Listed records:
=====

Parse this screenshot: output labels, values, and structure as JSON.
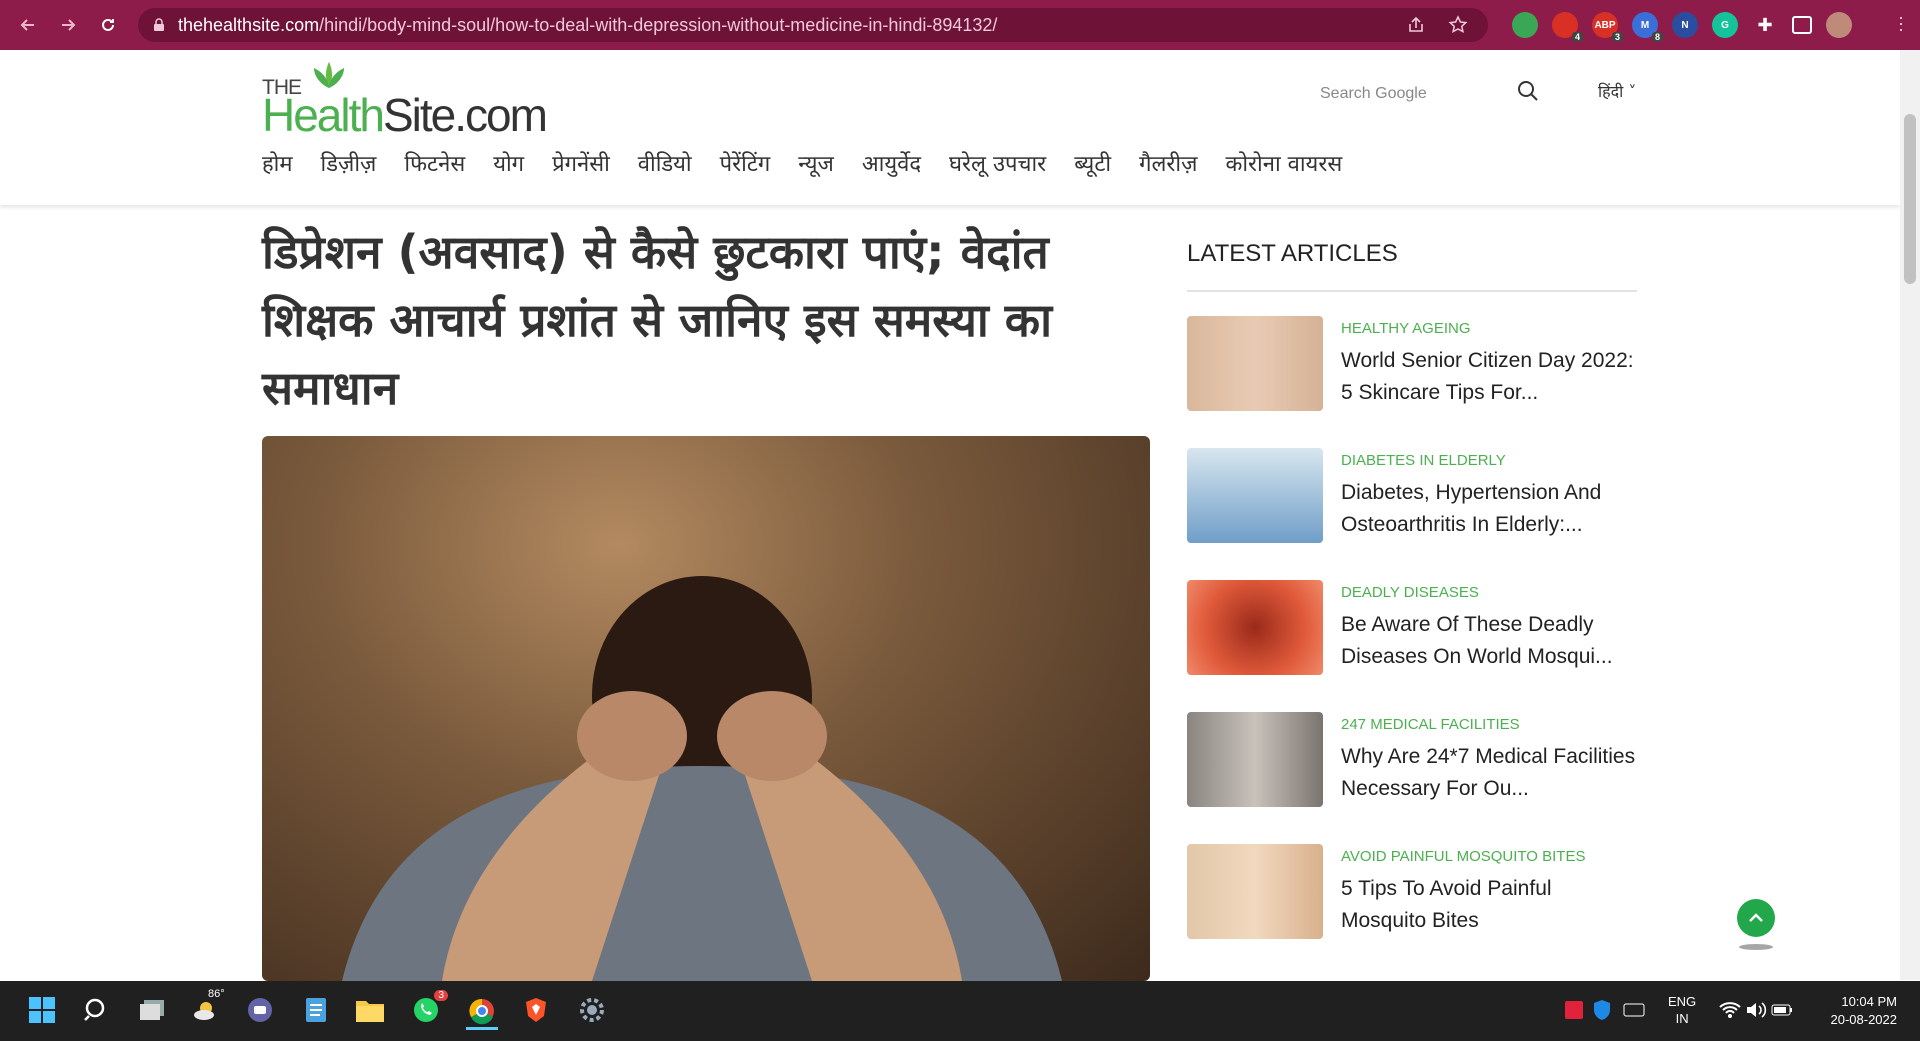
{
  "browser": {
    "url_host": "thehealthsite.com",
    "url_path": "/hindi/body-mind-soul/how-to-deal-with-depression-without-medicine-in-hindi-894132/",
    "extensions": [
      {
        "name": "colorful-extension-icon",
        "color": "#3aa757",
        "badge": ""
      },
      {
        "name": "red-extension-icon",
        "color": "#d93025",
        "badge": "4"
      },
      {
        "name": "abp-icon",
        "color": "#d93025",
        "badge": "3"
      },
      {
        "name": "m-extension-icon",
        "color": "#3b6fd8",
        "badge": "8"
      },
      {
        "name": "n-extension-icon",
        "color": "#2a4e9f",
        "badge": ""
      },
      {
        "name": "grammarly-icon",
        "color": "#15c39a",
        "badge": ""
      }
    ]
  },
  "header": {
    "logo_the": "THE",
    "logo_health": "Health",
    "logo_site": "Site.com",
    "search_placeholder": "Search Google",
    "lang": "हिंदी ˅",
    "nav": [
      "होम",
      "डिज़ीज़",
      "फिटनेस",
      "योग",
      "प्रेगनेंसी",
      "वीडियो",
      "पेरेंटिंग",
      "न्यूज",
      "आयुर्वेद",
      "घरेलू उपचार",
      "ब्यूटी",
      "गैलरीज़",
      "कोरोना वायरस"
    ]
  },
  "article": {
    "title": "डिप्रेशन (अवसाद) से कैसे छुटकारा पाएं; वेदांत शिक्षक आचार्य प्रशांत से जानिए इस समस्या का समाधान"
  },
  "sidebar": {
    "heading": "LATEST ARTICLES",
    "articles": [
      {
        "category": "HEALTHY AGEING",
        "title": "World Senior Citizen Day 2022: 5 Skincare Tips For..."
      },
      {
        "category": "DIABETES IN ELDERLY",
        "title": "Diabetes, Hypertension And Osteoarthritis In Elderly:..."
      },
      {
        "category": "DEADLY DISEASES",
        "title": "Be Aware Of These Deadly Diseases On World Mosqui..."
      },
      {
        "category": "247 MEDICAL FACILITIES",
        "title": "Why Are 24*7 Medical Facilities Necessary For Ou..."
      },
      {
        "category": "AVOID PAINFUL MOSQUITO BITES",
        "title": "5 Tips To Avoid Painful Mosquito Bites"
      }
    ]
  },
  "taskbar": {
    "weather": "86°",
    "whatsapp_badge": "3",
    "lang_top": "ENG",
    "lang_bottom": "IN",
    "time": "10:04 PM",
    "date": "20-08-2022"
  }
}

=====

What the exercise asks: Set out every line from the material that contains the string "category".

Task response:
        "category": "HEALTHY AGEING",
        "category": "DIABETES IN ELDERLY",
        "category": "DEADLY DISEASES",
        "category": "247 MEDICAL FACILITIES",
        "category": "AVOID PAINFUL MOSQUITO BITES",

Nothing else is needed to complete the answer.